(Stated problem) Search the data for the string "series" and extract every line where it appears.
-- Begin Task input --
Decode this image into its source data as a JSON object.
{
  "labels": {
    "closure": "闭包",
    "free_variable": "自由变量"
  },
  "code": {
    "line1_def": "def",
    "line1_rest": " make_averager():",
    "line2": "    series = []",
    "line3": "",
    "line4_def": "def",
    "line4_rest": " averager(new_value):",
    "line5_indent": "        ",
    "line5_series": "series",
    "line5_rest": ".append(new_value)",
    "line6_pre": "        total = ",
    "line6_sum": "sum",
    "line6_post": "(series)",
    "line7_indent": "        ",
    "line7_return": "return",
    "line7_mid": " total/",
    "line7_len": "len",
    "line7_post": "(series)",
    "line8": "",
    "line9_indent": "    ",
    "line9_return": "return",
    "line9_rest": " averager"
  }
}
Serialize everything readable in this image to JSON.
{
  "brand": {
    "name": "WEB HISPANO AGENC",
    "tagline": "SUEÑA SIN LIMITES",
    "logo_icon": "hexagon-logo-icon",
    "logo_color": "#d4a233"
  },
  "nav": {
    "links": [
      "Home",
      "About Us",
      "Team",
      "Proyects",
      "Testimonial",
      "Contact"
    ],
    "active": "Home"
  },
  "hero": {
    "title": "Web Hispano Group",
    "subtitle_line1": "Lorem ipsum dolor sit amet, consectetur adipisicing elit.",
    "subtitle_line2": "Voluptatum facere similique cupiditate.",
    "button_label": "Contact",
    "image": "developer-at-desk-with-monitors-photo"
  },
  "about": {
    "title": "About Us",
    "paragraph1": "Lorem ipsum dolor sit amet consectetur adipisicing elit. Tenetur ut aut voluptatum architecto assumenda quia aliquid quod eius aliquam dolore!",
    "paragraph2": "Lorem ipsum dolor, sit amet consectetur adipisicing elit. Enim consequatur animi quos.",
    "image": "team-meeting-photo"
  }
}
-- End Task input --
(Written response)
    "line2": "    series = []",
    "line5_series": "series",
    "line6_post": "(series)",
    "line7_post": "(series)",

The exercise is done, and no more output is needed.